Review the material line by line. Identify and copy every line that contains the string "JSON".

— BEGIN Source records —

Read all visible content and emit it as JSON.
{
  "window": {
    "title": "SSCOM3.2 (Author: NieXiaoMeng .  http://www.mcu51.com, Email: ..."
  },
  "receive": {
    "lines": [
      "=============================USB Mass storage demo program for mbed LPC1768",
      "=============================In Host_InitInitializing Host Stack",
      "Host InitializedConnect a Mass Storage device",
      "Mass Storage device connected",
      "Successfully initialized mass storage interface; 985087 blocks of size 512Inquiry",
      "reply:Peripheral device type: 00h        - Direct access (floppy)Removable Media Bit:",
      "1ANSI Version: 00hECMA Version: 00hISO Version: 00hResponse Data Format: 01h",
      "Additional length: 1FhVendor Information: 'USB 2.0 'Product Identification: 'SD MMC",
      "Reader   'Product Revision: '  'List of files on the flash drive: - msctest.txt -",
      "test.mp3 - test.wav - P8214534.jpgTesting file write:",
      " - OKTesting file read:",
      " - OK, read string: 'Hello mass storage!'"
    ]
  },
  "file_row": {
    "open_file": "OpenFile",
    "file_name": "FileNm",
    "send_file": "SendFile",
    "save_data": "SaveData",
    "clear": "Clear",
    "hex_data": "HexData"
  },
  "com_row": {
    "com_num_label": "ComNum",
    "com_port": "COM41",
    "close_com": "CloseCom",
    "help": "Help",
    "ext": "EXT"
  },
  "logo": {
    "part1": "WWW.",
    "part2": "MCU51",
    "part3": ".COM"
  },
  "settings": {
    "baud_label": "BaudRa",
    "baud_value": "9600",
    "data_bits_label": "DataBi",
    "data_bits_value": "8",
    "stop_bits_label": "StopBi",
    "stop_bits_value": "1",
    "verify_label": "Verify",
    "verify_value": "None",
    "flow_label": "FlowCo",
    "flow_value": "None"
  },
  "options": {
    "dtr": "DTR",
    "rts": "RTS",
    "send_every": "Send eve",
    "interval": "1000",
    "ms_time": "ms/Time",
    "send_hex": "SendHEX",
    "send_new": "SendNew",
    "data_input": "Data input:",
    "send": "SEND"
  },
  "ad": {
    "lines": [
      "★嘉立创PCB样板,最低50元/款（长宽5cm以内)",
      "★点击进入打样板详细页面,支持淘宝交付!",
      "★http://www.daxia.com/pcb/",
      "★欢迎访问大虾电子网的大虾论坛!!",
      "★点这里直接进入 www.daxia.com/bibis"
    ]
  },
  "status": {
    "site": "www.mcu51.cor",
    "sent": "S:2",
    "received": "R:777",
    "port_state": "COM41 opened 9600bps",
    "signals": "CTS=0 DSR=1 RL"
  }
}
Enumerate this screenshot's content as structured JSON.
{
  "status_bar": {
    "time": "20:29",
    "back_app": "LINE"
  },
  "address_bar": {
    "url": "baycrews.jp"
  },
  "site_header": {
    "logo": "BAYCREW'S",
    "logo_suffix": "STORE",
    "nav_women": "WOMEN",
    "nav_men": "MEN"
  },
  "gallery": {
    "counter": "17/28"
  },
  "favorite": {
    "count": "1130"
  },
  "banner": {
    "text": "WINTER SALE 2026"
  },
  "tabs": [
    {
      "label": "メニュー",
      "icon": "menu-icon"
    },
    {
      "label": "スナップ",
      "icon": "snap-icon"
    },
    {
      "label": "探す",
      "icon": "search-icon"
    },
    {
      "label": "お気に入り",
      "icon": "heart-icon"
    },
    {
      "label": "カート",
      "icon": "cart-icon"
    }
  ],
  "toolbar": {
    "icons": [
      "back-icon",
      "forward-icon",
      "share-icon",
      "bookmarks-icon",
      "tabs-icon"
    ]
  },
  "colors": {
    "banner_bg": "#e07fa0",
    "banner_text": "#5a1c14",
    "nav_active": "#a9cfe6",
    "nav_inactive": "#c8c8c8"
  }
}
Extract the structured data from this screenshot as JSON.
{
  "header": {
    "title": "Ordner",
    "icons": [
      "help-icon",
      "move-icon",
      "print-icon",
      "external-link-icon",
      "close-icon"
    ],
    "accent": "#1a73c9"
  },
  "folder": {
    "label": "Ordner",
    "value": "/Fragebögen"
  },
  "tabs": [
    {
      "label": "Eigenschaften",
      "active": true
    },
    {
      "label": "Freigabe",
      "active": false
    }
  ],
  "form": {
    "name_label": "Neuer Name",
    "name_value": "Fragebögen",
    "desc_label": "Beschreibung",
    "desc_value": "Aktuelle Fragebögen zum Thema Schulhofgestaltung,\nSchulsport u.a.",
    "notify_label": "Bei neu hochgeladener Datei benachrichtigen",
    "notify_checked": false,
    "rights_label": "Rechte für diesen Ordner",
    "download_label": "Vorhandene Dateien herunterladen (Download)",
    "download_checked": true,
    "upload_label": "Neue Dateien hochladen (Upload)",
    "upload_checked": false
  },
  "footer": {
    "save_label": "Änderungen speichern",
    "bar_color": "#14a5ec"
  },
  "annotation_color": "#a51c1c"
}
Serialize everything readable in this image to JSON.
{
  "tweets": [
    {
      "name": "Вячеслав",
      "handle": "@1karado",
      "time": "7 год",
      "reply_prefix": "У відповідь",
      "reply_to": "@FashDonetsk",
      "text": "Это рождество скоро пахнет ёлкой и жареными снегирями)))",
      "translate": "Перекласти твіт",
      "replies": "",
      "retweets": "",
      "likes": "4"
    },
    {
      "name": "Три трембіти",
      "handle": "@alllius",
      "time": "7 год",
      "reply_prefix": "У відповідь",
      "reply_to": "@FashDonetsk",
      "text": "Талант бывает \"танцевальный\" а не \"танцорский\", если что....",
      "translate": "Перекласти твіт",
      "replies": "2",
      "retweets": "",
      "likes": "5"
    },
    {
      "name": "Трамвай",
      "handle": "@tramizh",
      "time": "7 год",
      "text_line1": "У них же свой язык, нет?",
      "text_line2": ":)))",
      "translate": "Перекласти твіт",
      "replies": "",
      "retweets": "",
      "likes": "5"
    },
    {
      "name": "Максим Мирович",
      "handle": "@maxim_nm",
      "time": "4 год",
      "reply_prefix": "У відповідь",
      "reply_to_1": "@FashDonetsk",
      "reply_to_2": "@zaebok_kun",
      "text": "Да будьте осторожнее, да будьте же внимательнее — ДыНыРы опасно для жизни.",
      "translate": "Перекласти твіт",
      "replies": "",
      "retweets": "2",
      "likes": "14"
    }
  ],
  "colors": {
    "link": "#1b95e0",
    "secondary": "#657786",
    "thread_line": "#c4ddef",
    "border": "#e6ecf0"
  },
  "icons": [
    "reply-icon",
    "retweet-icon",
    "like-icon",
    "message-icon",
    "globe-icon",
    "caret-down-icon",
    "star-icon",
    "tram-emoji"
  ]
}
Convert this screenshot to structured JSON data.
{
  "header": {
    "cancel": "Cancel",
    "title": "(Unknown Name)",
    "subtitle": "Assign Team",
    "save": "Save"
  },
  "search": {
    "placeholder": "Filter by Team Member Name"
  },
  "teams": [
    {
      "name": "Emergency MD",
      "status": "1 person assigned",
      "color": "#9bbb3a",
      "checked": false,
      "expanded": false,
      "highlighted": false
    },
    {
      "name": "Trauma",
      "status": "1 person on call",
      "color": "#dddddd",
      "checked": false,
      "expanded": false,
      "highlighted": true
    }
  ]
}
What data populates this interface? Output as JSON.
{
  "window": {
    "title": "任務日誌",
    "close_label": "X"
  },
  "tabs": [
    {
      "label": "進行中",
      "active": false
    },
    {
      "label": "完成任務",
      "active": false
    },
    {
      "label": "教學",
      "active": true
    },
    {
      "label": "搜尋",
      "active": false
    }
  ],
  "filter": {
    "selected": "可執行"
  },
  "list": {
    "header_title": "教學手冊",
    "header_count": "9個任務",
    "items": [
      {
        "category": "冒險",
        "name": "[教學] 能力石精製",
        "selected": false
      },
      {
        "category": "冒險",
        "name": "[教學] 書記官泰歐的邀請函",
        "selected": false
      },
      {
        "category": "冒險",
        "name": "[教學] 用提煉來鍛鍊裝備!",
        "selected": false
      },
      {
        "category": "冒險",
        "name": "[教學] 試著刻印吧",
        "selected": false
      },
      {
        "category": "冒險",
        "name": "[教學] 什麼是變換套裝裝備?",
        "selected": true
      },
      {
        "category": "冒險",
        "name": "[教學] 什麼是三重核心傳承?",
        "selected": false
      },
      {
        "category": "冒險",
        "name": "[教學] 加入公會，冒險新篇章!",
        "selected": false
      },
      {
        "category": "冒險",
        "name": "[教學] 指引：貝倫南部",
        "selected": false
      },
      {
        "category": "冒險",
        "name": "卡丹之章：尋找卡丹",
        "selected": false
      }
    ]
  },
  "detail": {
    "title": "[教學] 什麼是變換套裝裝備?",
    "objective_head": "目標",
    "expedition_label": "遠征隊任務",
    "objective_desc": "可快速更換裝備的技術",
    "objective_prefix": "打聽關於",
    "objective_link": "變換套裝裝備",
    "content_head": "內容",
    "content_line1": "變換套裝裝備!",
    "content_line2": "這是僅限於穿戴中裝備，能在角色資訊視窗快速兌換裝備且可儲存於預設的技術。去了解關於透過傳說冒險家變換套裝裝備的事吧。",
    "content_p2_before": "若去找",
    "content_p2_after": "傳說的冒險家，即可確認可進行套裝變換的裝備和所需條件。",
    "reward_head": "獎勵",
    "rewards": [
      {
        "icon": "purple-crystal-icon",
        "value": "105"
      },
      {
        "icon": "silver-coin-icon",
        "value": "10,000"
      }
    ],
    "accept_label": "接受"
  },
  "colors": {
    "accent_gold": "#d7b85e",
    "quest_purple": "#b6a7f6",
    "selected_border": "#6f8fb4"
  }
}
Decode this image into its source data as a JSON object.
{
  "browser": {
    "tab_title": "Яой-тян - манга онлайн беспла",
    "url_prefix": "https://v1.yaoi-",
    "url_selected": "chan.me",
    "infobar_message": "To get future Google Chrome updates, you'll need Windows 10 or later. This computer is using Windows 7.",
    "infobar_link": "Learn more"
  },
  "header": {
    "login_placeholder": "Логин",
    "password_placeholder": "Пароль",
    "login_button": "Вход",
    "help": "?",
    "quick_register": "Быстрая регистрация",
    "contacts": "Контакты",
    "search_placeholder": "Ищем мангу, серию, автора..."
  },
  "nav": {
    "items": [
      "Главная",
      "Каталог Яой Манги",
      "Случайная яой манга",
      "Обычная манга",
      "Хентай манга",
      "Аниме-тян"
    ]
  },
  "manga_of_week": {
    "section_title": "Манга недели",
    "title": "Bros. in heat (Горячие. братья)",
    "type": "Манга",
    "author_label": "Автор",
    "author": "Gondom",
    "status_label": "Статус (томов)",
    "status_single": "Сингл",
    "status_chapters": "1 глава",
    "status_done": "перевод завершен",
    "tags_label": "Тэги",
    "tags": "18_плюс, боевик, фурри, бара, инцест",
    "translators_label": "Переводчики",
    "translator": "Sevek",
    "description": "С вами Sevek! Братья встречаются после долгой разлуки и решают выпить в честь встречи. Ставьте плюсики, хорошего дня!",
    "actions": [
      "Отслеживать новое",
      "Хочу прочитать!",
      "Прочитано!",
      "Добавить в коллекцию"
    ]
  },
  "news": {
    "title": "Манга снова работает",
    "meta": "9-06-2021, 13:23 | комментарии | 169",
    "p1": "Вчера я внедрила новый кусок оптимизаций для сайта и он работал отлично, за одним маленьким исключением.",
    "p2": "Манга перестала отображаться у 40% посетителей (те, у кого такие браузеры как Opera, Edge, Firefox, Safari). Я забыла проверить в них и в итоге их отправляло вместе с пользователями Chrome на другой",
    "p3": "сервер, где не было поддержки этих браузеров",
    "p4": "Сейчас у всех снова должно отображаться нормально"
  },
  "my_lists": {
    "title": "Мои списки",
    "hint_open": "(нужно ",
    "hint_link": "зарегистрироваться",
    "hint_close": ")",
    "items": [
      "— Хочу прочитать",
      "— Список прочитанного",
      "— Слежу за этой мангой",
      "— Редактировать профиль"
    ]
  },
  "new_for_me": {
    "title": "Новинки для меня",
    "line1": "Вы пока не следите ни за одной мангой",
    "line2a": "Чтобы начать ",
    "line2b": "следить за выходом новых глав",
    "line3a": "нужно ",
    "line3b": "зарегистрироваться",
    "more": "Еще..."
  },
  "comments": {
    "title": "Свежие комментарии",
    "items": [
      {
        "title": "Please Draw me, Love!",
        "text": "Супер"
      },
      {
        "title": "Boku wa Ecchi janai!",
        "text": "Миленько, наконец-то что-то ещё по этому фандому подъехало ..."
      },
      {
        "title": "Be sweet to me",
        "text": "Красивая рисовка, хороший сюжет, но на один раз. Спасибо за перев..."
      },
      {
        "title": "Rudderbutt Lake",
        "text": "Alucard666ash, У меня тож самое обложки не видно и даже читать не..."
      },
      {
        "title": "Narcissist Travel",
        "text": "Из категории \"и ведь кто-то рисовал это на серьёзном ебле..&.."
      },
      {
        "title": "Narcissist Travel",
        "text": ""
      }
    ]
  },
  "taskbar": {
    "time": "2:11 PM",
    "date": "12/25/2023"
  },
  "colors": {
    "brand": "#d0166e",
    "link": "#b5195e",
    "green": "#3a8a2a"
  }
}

— END Source records —

→ Finished answer
Read all visible content and emit it as JSON.
Enumerate this screenshot's content as structured JSON.
Extract the structured data from this screenshot as JSON.
Serialize everything readable in this image to JSON.
Convert this screenshot to structured JSON data.
What data populates this interface? Output as JSON.
Decode this image into its source data as a JSON object.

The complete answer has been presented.